Figure content listings:
— begin —

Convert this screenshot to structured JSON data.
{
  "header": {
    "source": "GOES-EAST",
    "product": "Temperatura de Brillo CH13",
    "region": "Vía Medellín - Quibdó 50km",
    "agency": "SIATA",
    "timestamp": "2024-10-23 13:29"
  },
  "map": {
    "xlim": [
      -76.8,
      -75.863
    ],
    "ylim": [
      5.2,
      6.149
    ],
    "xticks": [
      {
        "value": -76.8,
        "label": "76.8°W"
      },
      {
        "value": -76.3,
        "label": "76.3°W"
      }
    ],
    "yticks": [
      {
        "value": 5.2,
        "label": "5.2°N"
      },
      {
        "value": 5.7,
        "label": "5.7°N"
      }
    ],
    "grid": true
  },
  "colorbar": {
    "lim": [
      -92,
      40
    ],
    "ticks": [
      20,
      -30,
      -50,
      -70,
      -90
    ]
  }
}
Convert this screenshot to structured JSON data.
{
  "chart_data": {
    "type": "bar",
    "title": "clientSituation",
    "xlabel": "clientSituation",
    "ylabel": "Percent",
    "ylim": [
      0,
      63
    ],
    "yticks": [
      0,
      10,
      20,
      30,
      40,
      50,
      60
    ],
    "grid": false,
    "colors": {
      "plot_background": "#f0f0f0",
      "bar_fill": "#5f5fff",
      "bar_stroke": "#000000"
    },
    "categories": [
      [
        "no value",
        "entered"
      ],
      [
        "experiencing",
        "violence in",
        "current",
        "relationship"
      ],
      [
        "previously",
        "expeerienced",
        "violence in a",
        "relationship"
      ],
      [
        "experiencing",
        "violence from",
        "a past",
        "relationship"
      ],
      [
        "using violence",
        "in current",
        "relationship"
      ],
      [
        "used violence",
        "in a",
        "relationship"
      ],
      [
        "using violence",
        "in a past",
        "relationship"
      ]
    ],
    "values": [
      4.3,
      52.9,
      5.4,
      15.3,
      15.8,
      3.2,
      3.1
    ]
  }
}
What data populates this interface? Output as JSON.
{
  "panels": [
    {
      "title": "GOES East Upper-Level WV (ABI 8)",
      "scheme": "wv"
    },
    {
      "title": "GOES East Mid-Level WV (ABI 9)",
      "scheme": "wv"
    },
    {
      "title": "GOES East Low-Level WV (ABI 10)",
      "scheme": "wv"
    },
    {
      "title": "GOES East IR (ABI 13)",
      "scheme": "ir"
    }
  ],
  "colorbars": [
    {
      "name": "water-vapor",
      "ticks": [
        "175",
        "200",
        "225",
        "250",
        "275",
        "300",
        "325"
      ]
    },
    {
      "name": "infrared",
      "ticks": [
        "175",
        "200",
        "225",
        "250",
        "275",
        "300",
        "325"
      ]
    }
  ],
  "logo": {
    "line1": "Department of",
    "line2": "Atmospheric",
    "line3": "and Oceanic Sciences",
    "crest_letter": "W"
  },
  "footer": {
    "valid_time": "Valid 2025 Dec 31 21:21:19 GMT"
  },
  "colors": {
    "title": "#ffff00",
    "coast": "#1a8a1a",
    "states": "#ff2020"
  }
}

— end —

_TASK TO CARRY OUT_. Pick out the lines that contain "title" and copy them.

_TASK OUTPUT_.
    "title": "clientSituation",
      "title": "GOES East Upper-Level WV (ABI 8)",
      "title": "GOES East Mid-Level WV (ABI 9)",
      "title": "GOES East Low-Level WV (ABI 10)",
      "title": "GOES East IR (ABI 13)",
    "title": "#ffff00",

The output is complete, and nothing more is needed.